◆ Excerpted data
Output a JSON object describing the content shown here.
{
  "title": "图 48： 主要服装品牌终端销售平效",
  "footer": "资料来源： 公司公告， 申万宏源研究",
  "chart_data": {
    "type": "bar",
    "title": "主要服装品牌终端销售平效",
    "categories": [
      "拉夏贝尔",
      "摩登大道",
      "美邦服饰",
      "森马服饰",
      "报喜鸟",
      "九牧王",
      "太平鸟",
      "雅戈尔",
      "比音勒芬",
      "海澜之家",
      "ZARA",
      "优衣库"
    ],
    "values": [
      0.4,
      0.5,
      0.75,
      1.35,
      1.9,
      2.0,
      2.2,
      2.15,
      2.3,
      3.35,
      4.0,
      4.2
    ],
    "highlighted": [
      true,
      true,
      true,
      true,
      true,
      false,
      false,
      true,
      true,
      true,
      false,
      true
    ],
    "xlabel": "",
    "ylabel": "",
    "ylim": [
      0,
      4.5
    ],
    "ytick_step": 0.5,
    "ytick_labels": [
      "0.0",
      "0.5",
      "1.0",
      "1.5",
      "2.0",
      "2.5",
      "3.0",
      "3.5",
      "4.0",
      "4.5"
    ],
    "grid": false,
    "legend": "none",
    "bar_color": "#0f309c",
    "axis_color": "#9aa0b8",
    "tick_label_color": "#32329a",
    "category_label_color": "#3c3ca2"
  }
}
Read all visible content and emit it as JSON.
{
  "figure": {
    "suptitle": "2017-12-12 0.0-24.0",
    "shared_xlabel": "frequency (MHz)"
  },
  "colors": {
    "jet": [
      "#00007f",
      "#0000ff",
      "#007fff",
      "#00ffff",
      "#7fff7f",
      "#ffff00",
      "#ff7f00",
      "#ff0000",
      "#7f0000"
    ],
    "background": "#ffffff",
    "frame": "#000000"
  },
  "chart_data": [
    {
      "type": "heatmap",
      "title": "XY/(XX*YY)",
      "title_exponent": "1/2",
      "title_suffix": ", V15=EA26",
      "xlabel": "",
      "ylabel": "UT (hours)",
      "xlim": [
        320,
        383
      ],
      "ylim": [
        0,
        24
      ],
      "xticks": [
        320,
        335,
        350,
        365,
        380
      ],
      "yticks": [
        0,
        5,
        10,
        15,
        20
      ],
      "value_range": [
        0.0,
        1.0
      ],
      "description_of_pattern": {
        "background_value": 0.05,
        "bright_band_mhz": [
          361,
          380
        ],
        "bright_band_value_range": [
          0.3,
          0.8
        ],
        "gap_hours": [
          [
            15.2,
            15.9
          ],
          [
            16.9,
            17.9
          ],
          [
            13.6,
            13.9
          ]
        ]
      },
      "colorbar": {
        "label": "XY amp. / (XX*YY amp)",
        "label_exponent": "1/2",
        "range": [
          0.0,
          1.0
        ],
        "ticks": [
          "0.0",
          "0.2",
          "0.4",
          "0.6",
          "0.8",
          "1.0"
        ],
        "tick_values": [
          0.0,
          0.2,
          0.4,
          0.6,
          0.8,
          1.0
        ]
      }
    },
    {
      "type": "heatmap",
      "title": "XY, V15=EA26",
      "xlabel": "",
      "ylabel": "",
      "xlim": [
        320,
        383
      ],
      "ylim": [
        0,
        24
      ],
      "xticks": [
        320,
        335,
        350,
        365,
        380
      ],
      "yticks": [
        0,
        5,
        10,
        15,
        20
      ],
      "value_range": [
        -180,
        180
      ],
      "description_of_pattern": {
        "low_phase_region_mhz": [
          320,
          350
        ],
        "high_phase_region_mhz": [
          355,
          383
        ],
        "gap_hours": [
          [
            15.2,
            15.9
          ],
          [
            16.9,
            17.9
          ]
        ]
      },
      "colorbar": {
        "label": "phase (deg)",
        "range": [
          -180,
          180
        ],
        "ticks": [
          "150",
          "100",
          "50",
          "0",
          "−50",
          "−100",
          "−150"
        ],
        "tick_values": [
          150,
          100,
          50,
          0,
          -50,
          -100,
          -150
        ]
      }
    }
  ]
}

◆ Goal of the exercise
Repeat the entries above exactly, leaving nothing out.

◆ Task answer
Output a JSON object describing the content shown here.
{
  "title": "图 48： 主要服装品牌终端销售平效",
  "footer": "资料来源： 公司公告， 申万宏源研究",
  "chart_data": {
    "type": "bar",
    "title": "主要服装品牌终端销售平效",
    "categories": [
      "拉夏贝尔",
      "摩登大道",
      "美邦服饰",
      "森马服饰",
      "报喜鸟",
      "九牧王",
      "太平鸟",
      "雅戈尔",
      "比音勒芬",
      "海澜之家",
      "ZARA",
      "优衣库"
    ],
    "values": [
      0.4,
      0.5,
      0.75,
      1.35,
      1.9,
      2.0,
      2.2,
      2.15,
      2.3,
      3.35,
      4.0,
      4.2
    ],
    "highlighted": [
      true,
      true,
      true,
      true,
      true,
      false,
      false,
      true,
      true,
      true,
      false,
      true
    ],
    "xlabel": "",
    "ylabel": "",
    "ylim": [
      0,
      4.5
    ],
    "ytick_step": 0.5,
    "ytick_labels": [
      "0.0",
      "0.5",
      "1.0",
      "1.5",
      "2.0",
      "2.5",
      "3.0",
      "3.5",
      "4.0",
      "4.5"
    ],
    "grid": false,
    "legend": "none",
    "bar_color": "#0f309c",
    "axis_color": "#9aa0b8",
    "tick_label_color": "#32329a",
    "category_label_color": "#3c3ca2"
  }
}
Read all visible content and emit it as JSON.
{
  "figure": {
    "suptitle": "2017-12-12 0.0-24.0",
    "shared_xlabel": "frequency (MHz)"
  },
  "colors": {
    "jet": [
      "#00007f",
      "#0000ff",
      "#007fff",
      "#00ffff",
      "#7fff7f",
      "#ffff00",
      "#ff7f00",
      "#ff0000",
      "#7f0000"
    ],
    "background": "#ffffff",
    "frame": "#000000"
  },
  "chart_data": [
    {
      "type": "heatmap",
      "title": "XY/(XX*YY)",
      "title_exponent": "1/2",
      "title_suffix": ", V15=EA26",
      "xlabel": "",
      "ylabel": "UT (hours)",
      "xlim": [
        320,
        383
      ],
      "ylim": [
        0,
        24
      ],
      "xticks": [
        320,
        335,
        350,
        365,
        380
      ],
      "yticks": [
        0,
        5,
        10,
        15,
        20
      ],
      "value_range": [
        0.0,
        1.0
      ],
      "description_of_pattern": {
        "background_value": 0.05,
        "bright_band_mhz": [
          361,
          380
        ],
        "bright_band_value_range": [
          0.3,
          0.8
        ],
        "gap_hours": [
          [
            15.2,
            15.9
          ],
          [
            16.9,
            17.9
          ],
          [
            13.6,
            13.9
          ]
        ]
      },
      "colorbar": {
        "label": "XY amp. / (XX*YY amp)",
        "label_exponent": "1/2",
        "range": [
          0.0,
          1.0
        ],
        "ticks": [
          "0.0",
          "0.2",
          "0.4",
          "0.6",
          "0.8",
          "1.0"
        ],
        "tick_values": [
          0.0,
          0.2,
          0.4,
          0.6,
          0.8,
          1.0
        ]
      }
    },
    {
      "type": "heatmap",
      "title": "XY, V15=EA26",
      "xlabel": "",
      "ylabel": "",
      "xlim": [
        320,
        383
      ],
      "ylim": [
        0,
        24
      ],
      "xticks": [
        320,
        335,
        350,
        365,
        380
      ],
      "yticks": [
        0,
        5,
        10,
        15,
        20
      ],
      "value_range": [
        -180,
        180
      ],
      "description_of_pattern": {
        "low_phase_region_mhz": [
          320,
          350
        ],
        "high_phase_region_mhz": [
          355,
          383
        ],
        "gap_hours": [
          [
            15.2,
            15.9
          ],
          [
            16.9,
            17.9
          ]
        ]
      },
      "colorbar": {
        "label": "phase (deg)",
        "range": [
          -180,
          180
        ],
        "ticks": [
          "150",
          "100",
          "50",
          "0",
          "−50",
          "−100",
          "−150"
        ],
        "tick_values": [
          150,
          100,
          50,
          0,
          -50,
          -100,
          -150
        ]
      }
    }
  ]
}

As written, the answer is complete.